— Start of TASK INPUTS —
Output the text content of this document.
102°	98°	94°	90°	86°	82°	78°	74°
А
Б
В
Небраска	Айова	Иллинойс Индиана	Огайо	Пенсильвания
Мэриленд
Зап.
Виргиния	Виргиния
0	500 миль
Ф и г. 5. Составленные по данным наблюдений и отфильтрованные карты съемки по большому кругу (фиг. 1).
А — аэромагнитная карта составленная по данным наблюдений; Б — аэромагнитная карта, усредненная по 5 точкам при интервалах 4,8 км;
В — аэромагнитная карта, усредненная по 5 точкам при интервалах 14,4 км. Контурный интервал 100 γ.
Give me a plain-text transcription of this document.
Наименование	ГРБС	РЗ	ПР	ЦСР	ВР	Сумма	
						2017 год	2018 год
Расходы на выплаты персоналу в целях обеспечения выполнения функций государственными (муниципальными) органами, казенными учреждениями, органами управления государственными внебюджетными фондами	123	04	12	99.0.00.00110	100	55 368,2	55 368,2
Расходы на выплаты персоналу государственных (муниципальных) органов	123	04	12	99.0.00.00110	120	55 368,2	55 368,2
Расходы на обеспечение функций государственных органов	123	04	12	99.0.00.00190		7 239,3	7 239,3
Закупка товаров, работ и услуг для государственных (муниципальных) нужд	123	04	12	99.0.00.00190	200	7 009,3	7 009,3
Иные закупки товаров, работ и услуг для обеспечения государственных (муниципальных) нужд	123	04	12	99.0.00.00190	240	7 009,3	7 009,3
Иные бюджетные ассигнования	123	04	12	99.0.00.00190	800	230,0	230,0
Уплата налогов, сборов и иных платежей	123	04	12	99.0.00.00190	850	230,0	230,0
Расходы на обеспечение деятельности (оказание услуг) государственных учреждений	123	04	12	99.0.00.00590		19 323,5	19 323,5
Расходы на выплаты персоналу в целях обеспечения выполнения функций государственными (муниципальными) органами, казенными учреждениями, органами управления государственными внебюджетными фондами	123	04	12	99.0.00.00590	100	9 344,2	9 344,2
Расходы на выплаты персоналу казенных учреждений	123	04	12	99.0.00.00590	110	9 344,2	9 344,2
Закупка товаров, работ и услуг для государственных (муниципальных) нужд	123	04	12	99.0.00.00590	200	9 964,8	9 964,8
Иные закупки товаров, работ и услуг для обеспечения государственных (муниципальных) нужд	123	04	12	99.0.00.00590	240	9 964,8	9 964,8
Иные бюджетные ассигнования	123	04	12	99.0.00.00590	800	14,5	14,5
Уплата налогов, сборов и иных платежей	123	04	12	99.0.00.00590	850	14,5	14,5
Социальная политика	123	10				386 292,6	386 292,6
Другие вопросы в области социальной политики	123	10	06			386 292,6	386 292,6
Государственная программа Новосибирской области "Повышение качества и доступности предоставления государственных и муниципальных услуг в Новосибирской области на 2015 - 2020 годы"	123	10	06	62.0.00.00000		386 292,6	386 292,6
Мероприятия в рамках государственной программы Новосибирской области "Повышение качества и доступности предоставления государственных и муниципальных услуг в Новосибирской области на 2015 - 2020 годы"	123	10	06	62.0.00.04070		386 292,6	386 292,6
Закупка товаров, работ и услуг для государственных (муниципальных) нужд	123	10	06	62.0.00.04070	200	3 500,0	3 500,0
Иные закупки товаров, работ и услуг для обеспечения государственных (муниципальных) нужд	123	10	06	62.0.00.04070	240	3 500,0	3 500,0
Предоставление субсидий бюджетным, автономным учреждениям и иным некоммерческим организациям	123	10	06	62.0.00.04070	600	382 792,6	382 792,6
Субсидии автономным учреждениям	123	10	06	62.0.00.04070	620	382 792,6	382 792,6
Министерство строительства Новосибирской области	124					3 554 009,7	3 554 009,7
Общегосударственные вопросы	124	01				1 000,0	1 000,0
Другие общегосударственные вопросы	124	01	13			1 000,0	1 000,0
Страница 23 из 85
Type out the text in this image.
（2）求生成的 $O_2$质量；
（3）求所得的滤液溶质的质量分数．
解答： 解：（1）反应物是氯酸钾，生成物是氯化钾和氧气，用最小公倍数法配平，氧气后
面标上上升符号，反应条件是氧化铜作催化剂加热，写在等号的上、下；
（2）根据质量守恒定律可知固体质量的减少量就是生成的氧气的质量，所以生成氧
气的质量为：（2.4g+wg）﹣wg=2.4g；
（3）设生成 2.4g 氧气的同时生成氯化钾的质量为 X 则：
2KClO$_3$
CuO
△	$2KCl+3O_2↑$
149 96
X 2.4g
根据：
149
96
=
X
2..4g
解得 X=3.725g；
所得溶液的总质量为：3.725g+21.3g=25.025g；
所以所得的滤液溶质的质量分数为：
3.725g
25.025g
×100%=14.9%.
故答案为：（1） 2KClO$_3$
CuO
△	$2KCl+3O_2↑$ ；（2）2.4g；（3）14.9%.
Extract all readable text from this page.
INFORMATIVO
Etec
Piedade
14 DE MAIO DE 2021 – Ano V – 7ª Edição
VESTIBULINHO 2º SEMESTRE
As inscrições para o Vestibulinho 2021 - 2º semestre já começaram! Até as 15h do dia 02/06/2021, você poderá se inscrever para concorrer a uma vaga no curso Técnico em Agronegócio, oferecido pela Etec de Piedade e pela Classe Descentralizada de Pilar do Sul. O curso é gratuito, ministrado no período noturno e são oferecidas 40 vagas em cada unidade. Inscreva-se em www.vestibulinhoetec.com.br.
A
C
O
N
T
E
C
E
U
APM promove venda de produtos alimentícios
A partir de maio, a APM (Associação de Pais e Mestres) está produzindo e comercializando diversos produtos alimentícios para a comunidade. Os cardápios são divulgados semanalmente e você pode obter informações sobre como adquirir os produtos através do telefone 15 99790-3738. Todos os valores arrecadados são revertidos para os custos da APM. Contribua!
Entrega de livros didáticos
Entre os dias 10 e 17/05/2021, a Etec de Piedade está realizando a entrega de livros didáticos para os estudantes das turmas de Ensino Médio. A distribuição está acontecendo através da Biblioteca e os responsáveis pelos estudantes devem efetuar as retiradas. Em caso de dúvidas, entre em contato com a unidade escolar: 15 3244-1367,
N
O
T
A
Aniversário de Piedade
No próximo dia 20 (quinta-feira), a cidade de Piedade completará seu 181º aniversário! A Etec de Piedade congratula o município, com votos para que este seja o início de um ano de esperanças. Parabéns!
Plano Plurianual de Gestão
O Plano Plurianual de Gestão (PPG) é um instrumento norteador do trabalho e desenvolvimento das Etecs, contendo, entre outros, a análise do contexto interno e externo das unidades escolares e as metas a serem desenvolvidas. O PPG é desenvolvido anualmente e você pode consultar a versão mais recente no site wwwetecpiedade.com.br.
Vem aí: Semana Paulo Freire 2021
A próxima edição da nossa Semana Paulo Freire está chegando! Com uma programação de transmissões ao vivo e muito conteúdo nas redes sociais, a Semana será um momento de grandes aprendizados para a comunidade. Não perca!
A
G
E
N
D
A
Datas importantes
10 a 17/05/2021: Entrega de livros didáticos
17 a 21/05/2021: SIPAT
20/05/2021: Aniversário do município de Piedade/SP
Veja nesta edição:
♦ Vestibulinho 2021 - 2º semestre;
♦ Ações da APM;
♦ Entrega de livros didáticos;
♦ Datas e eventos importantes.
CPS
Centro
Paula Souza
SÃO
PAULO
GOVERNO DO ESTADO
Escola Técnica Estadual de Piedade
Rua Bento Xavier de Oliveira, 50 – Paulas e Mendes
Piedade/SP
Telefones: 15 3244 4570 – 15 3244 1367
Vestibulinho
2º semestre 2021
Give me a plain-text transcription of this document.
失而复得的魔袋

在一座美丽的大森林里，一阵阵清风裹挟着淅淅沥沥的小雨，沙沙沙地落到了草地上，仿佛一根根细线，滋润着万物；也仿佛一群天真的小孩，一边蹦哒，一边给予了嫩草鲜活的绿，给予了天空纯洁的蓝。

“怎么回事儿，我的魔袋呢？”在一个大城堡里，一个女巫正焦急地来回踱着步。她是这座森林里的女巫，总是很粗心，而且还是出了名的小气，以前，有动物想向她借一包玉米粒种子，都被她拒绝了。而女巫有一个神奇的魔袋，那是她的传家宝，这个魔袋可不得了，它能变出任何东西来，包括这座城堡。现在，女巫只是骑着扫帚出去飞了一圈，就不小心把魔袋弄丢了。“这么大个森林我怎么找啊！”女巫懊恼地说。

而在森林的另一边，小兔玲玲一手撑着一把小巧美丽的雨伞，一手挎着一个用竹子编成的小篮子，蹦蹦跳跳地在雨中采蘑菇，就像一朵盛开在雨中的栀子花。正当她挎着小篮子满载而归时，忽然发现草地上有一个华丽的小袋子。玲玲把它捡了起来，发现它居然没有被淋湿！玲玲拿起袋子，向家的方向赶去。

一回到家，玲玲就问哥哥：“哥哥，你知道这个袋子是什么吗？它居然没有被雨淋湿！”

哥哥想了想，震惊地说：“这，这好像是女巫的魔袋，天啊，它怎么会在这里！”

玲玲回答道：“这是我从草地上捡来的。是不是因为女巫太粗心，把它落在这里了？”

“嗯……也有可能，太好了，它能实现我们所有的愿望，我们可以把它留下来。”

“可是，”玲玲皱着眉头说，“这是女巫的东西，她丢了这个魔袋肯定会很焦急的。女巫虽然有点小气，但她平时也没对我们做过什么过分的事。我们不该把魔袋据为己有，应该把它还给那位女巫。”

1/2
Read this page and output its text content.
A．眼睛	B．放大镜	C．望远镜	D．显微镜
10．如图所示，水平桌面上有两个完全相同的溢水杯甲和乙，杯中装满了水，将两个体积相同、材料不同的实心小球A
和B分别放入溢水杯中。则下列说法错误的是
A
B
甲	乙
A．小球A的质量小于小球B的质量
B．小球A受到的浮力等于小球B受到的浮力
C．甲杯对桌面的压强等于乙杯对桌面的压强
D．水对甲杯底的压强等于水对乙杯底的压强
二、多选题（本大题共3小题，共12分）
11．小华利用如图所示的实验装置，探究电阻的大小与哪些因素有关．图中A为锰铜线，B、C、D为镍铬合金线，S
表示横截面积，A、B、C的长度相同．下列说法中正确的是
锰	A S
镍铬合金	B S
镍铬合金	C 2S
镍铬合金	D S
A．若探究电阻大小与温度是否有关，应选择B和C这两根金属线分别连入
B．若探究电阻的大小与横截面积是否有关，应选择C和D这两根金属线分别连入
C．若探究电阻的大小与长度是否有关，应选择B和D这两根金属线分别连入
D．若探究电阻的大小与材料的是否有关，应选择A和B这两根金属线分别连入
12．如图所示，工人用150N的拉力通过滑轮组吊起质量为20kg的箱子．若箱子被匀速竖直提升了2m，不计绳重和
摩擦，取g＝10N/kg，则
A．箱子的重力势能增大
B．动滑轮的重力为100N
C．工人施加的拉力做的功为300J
— End of TASK INPUTS —
[GIVEN PROBLEM]: Repeat, exactly and only, the lines above from the one containing "Read this page and output its text content." through the end of the material.

[EXERCISE RESPONSE]:
Read this page and output its text content.
A．眼睛	B．放大镜	C．望远镜	D．显微镜
10．如图所示，水平桌面上有两个完全相同的溢水杯甲和乙，杯中装满了水，将两个体积相同、材料不同的实心小球A
和B分别放入溢水杯中。则下列说法错误的是
A
B
甲	乙
A．小球A的质量小于小球B的质量
B．小球A受到的浮力等于小球B受到的浮力
C．甲杯对桌面的压强等于乙杯对桌面的压强
D．水对甲杯底的压强等于水对乙杯底的压强
二、多选题（本大题共3小题，共12分）
11．小华利用如图所示的实验装置，探究电阻的大小与哪些因素有关．图中A为锰铜线，B、C、D为镍铬合金线，S
表示横截面积，A、B、C的长度相同．下列说法中正确的是
锰	A S
镍铬合金	B S
镍铬合金	C 2S
镍铬合金	D S
A．若探究电阻大小与温度是否有关，应选择B和C这两根金属线分别连入
B．若探究电阻的大小与横截面积是否有关，应选择C和D这两根金属线分别连入
C．若探究电阻的大小与长度是否有关，应选择B和D这两根金属线分别连入
D．若探究电阻的大小与材料的是否有关，应选择A和B这两根金属线分别连入
12．如图所示，工人用150N的拉力通过滑轮组吊起质量为20kg的箱子．若箱子被匀速竖直提升了2m，不计绳重和
摩擦，取g＝10N/kg，则
A．箱子的重力势能增大
B．动滑轮的重力为100N
C．工人施加的拉力做的功为300J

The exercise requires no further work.